[Figure record listings]
□ □ □ □
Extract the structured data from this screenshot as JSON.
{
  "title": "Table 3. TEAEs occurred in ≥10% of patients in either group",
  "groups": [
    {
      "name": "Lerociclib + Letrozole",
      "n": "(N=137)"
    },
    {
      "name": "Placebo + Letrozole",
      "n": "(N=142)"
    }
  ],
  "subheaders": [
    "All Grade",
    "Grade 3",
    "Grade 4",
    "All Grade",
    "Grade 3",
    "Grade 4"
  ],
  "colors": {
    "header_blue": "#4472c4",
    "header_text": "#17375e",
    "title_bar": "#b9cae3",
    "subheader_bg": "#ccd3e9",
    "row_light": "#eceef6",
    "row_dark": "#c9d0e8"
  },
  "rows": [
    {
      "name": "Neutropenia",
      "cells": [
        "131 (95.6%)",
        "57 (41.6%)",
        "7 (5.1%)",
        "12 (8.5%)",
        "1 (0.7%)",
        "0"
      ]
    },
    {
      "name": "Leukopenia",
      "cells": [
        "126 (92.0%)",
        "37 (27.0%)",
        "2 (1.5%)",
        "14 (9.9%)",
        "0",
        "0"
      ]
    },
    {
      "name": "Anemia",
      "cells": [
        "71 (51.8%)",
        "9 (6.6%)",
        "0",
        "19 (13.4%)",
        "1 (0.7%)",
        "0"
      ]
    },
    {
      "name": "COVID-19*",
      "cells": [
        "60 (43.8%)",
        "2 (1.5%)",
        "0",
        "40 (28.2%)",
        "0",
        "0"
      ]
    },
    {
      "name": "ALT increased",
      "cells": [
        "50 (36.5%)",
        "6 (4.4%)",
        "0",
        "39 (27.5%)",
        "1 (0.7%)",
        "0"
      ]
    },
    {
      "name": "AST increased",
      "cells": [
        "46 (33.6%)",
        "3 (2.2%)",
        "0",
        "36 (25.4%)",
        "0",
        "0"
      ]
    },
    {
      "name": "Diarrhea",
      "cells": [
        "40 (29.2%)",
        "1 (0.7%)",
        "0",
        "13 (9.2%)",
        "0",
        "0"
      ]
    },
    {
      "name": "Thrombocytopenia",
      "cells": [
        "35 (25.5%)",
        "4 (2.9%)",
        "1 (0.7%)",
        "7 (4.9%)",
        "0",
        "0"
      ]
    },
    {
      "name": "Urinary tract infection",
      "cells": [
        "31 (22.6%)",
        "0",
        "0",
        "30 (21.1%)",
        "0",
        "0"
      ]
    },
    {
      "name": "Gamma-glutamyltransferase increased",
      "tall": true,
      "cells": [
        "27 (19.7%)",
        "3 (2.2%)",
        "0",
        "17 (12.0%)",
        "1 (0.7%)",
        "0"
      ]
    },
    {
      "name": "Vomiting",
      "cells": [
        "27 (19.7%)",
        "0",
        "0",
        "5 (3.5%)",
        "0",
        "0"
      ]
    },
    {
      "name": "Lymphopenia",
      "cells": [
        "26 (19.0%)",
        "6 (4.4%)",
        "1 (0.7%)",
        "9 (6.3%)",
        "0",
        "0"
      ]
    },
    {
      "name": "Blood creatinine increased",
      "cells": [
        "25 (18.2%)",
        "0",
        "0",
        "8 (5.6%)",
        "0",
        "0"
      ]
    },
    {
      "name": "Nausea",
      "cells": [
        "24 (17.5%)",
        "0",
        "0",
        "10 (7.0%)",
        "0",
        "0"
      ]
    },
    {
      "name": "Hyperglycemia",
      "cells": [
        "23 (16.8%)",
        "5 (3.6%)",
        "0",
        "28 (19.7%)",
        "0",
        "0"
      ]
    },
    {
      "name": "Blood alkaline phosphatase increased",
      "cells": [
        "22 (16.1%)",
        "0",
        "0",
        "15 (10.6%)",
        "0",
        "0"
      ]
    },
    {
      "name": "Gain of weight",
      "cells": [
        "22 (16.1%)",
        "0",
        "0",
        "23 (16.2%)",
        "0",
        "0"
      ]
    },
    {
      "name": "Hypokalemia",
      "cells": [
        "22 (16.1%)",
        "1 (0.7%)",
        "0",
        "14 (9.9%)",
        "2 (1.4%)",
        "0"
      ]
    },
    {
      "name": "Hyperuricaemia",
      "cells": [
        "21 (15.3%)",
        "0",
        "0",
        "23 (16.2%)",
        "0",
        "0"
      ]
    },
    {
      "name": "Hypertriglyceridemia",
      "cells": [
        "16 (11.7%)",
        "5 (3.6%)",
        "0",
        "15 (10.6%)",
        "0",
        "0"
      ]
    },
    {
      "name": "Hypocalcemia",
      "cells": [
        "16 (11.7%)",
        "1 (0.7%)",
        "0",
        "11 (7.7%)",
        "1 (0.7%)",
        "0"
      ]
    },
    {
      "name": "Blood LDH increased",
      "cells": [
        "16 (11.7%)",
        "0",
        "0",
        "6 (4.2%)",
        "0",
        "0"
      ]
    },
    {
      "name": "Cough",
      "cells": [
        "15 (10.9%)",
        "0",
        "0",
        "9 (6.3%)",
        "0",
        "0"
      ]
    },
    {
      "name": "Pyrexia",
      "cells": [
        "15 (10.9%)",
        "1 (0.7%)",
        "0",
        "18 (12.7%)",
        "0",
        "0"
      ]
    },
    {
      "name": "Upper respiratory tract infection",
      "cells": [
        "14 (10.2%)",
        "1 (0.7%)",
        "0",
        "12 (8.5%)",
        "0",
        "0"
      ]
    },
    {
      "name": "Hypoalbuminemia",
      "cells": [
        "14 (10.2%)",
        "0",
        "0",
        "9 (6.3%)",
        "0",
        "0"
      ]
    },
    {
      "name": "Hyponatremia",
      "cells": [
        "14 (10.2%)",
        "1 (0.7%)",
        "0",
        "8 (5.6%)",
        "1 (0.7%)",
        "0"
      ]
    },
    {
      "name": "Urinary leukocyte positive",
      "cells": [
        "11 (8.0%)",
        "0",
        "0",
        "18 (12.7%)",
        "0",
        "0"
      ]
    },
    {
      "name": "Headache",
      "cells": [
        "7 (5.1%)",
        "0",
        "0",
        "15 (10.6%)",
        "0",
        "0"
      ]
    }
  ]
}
□ □ □ □
[Exercise instructions] All of the entries must be quoted exactly; please include each one.

[Response]
Extract the structured data from this screenshot as JSON.
{
  "title": "Table 3. TEAEs occurred in ≥10% of patients in either group",
  "groups": [
    {
      "name": "Lerociclib + Letrozole",
      "n": "(N=137)"
    },
    {
      "name": "Placebo + Letrozole",
      "n": "(N=142)"
    }
  ],
  "subheaders": [
    "All Grade",
    "Grade 3",
    "Grade 4",
    "All Grade",
    "Grade 3",
    "Grade 4"
  ],
  "colors": {
    "header_blue": "#4472c4",
    "header_text": "#17375e",
    "title_bar": "#b9cae3",
    "subheader_bg": "#ccd3e9",
    "row_light": "#eceef6",
    "row_dark": "#c9d0e8"
  },
  "rows": [
    {
      "name": "Neutropenia",
      "cells": [
        "131 (95.6%)",
        "57 (41.6%)",
        "7 (5.1%)",
        "12 (8.5%)",
        "1 (0.7%)",
        "0"
      ]
    },
    {
      "name": "Leukopenia",
      "cells": [
        "126 (92.0%)",
        "37 (27.0%)",
        "2 (1.5%)",
        "14 (9.9%)",
        "0",
        "0"
      ]
    },
    {
      "name": "Anemia",
      "cells": [
        "71 (51.8%)",
        "9 (6.6%)",
        "0",
        "19 (13.4%)",
        "1 (0.7%)",
        "0"
      ]
    },
    {
      "name": "COVID-19*",
      "cells": [
        "60 (43.8%)",
        "2 (1.5%)",
        "0",
        "40 (28.2%)",
        "0",
        "0"
      ]
    },
    {
      "name": "ALT increased",
      "cells": [
        "50 (36.5%)",
        "6 (4.4%)",
        "0",
        "39 (27.5%)",
        "1 (0.7%)",
        "0"
      ]
    },
    {
      "name": "AST increased",
      "cells": [
        "46 (33.6%)",
        "3 (2.2%)",
        "0",
        "36 (25.4%)",
        "0",
        "0"
      ]
    },
    {
      "name": "Diarrhea",
      "cells": [
        "40 (29.2%)",
        "1 (0.7%)",
        "0",
        "13 (9.2%)",
        "0",
        "0"
      ]
    },
    {
      "name": "Thrombocytopenia",
      "cells": [
        "35 (25.5%)",
        "4 (2.9%)",
        "1 (0.7%)",
        "7 (4.9%)",
        "0",
        "0"
      ]
    },
    {
      "name": "Urinary tract infection",
      "cells": [
        "31 (22.6%)",
        "0",
        "0",
        "30 (21.1%)",
        "0",
        "0"
      ]
    },
    {
      "name": "Gamma-glutamyltransferase increased",
      "tall": true,
      "cells": [
        "27 (19.7%)",
        "3 (2.2%)",
        "0",
        "17 (12.0%)",
        "1 (0.7%)",
        "0"
      ]
    },
    {
      "name": "Vomiting",
      "cells": [
        "27 (19.7%)",
        "0",
        "0",
        "5 (3.5%)",
        "0",
        "0"
      ]
    },
    {
      "name": "Lymphopenia",
      "cells": [
        "26 (19.0%)",
        "6 (4.4%)",
        "1 (0.7%)",
        "9 (6.3%)",
        "0",
        "0"
      ]
    },
    {
      "name": "Blood creatinine increased",
      "cells": [
        "25 (18.2%)",
        "0",
        "0",
        "8 (5.6%)",
        "0",
        "0"
      ]
    },
    {
      "name": "Nausea",
      "cells": [
        "24 (17.5%)",
        "0",
        "0",
        "10 (7.0%)",
        "0",
        "0"
      ]
    },
    {
      "name": "Hyperglycemia",
      "cells": [
        "23 (16.8%)",
        "5 (3.6%)",
        "0",
        "28 (19.7%)",
        "0",
        "0"
      ]
    },
    {
      "name": "Blood alkaline phosphatase increased",
      "cells": [
        "22 (16.1%)",
        "0",
        "0",
        "15 (10.6%)",
        "0",
        "0"
      ]
    },
    {
      "name": "Gain of weight",
      "cells": [
        "22 (16.1%)",
        "0",
        "0",
        "23 (16.2%)",
        "0",
        "0"
      ]
    },
    {
      "name": "Hypokalemia",
      "cells": [
        "22 (16.1%)",
        "1 (0.7%)",
        "0",
        "14 (9.9%)",
        "2 (1.4%)",
        "0"
      ]
    },
    {
      "name": "Hyperuricaemia",
      "cells": [
        "21 (15.3%)",
        "0",
        "0",
        "23 (16.2%)",
        "0",
        "0"
      ]
    },
    {
      "name": "Hypertriglyceridemia",
      "cells": [
        "16 (11.7%)",
        "5 (3.6%)",
        "0",
        "15 (10.6%)",
        "0",
        "0"
      ]
    },
    {
      "name": "Hypocalcemia",
      "cells": [
        "16 (11.7%)",
        "1 (0.7%)",
        "0",
        "11 (7.7%)",
        "1 (0.7%)",
        "0"
      ]
    },
    {
      "name": "Blood LDH increased",
      "cells": [
        "16 (11.7%)",
        "0",
        "0",
        "6 (4.2%)",
        "0",
        "0"
      ]
    },
    {
      "name": "Cough",
      "cells": [
        "15 (10.9%)",
        "0",
        "0",
        "9 (6.3%)",
        "0",
        "0"
      ]
    },
    {
      "name": "Pyrexia",
      "cells": [
        "15 (10.9%)",
        "1 (0.7%)",
        "0",
        "18 (12.7%)",
        "0",
        "0"
      ]
    },
    {
      "name": "Upper respiratory tract infection",
      "cells": [
        "14 (10.2%)",
        "1 (0.7%)",
        "0",
        "12 (8.5%)",
        "0",
        "0"
      ]
    },
    {
      "name": "Hypoalbuminemia",
      "cells": [
        "14 (10.2%)",
        "0",
        "0",
        "9 (6.3%)",
        "0",
        "0"
      ]
    },
    {
      "name": "Hyponatremia",
      "cells": [
        "14 (10.2%)",
        "1 (0.7%)",
        "0",
        "8 (5.6%)",
        "1 (0.7%)",
        "0"
      ]
    },
    {
      "name": "Urinary leukocyte positive",
      "cells": [
        "11 (8.0%)",
        "0",
        "0",
        "18 (12.7%)",
        "0",
        "0"
      ]
    },
    {
      "name": "Headache",
      "cells": [
        "7 (5.1%)",
        "0",
        "0",
        "15 (10.6%)",
        "0",
        "0"
      ]
    }
  ]
}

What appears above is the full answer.